Information provided:
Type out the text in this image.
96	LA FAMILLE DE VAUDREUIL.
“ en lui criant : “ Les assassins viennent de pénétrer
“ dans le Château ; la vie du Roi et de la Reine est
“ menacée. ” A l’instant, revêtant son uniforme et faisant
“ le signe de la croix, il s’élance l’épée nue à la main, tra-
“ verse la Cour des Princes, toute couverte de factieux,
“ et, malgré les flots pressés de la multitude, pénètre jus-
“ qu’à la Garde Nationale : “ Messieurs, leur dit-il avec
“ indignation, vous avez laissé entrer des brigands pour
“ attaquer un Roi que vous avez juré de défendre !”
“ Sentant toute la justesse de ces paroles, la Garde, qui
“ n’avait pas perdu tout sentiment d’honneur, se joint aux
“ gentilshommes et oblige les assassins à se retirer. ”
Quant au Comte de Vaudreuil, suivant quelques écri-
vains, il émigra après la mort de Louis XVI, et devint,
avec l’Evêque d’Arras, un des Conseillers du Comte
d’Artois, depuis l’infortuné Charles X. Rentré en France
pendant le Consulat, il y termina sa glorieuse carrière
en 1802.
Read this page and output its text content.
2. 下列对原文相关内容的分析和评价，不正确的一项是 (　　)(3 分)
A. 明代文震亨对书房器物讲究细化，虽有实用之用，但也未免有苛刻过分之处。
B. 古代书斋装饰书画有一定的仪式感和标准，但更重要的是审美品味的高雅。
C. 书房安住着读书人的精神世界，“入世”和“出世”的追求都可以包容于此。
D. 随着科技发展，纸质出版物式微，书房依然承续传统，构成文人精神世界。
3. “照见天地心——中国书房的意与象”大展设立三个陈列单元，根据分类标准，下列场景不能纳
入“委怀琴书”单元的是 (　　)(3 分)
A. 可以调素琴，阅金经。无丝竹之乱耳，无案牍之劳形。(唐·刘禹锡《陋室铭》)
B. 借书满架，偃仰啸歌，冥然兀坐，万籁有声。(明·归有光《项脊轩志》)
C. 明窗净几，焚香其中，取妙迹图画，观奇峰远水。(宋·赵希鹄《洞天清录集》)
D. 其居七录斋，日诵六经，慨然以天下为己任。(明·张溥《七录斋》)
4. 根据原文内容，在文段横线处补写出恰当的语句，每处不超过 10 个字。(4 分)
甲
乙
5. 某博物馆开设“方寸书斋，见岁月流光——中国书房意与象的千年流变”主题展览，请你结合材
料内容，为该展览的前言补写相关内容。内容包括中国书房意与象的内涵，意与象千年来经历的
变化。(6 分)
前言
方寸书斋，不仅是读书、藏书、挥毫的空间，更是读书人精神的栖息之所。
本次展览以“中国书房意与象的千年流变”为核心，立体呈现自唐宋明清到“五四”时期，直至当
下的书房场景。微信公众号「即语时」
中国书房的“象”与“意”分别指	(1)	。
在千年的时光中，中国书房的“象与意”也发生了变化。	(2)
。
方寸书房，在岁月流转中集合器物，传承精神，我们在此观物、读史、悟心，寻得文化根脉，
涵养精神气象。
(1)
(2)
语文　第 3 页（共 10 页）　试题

Problem requirements: The lines above should be duplicated exactly.

The solution:
Type out the text in this image.
96	LA FAMILLE DE VAUDREUIL.
“ en lui criant : “ Les assassins viennent de pénétrer
“ dans le Château ; la vie du Roi et de la Reine est
“ menacée. ” A l’instant, revêtant son uniforme et faisant
“ le signe de la croix, il s’élance l’épée nue à la main, tra-
“ verse la Cour des Princes, toute couverte de factieux,
“ et, malgré les flots pressés de la multitude, pénètre jus-
“ qu’à la Garde Nationale : “ Messieurs, leur dit-il avec
“ indignation, vous avez laissé entrer des brigands pour
“ attaquer un Roi que vous avez juré de défendre !”
“ Sentant toute la justesse de ces paroles, la Garde, qui
“ n’avait pas perdu tout sentiment d’honneur, se joint aux
“ gentilshommes et oblige les assassins à se retirer. ”
Quant au Comte de Vaudreuil, suivant quelques écri-
vains, il émigra après la mort de Louis XVI, et devint,
avec l’Evêque d’Arras, un des Conseillers du Comte
d’Artois, depuis l’infortuné Charles X. Rentré en France
pendant le Consulat, il y termina sa glorieuse carrière
en 1802.
Read this page and output its text content.
2. 下列对原文相关内容的分析和评价，不正确的一项是 (　　)(3 分)
A. 明代文震亨对书房器物讲究细化，虽有实用之用，但也未免有苛刻过分之处。
B. 古代书斋装饰书画有一定的仪式感和标准，但更重要的是审美品味的高雅。
C. 书房安住着读书人的精神世界，“入世”和“出世”的追求都可以包容于此。
D. 随着科技发展，纸质出版物式微，书房依然承续传统，构成文人精神世界。
3. “照见天地心——中国书房的意与象”大展设立三个陈列单元，根据分类标准，下列场景不能纳
入“委怀琴书”单元的是 (　　)(3 分)
A. 可以调素琴，阅金经。无丝竹之乱耳，无案牍之劳形。(唐·刘禹锡《陋室铭》)
B. 借书满架，偃仰啸歌，冥然兀坐，万籁有声。(明·归有光《项脊轩志》)
C. 明窗净几，焚香其中，取妙迹图画，观奇峰远水。(宋·赵希鹄《洞天清录集》)
D. 其居七录斋，日诵六经，慨然以天下为己任。(明·张溥《七录斋》)
4. 根据原文内容，在文段横线处补写出恰当的语句，每处不超过 10 个字。(4 分)
甲
乙
5. 某博物馆开设“方寸书斋，见岁月流光——中国书房意与象的千年流变”主题展览，请你结合材
料内容，为该展览的前言补写相关内容。内容包括中国书房意与象的内涵，意与象千年来经历的
变化。(6 分)
前言
方寸书斋，不仅是读书、藏书、挥毫的空间，更是读书人精神的栖息之所。
本次展览以“中国书房意与象的千年流变”为核心，立体呈现自唐宋明清到“五四”时期，直至当
下的书房场景。微信公众号「即语时」
中国书房的“象”与“意”分别指	(1)	。
在千年的时光中，中国书房的“象与意”也发生了变化。	(2)
。
方寸书房，在岁月流转中集合器物，传承精神，我们在此观物、读史、悟心，寻得文化根脉，
涵养精神气象。
(1)
(2)
语文　第 3 页（共 10 页）　试题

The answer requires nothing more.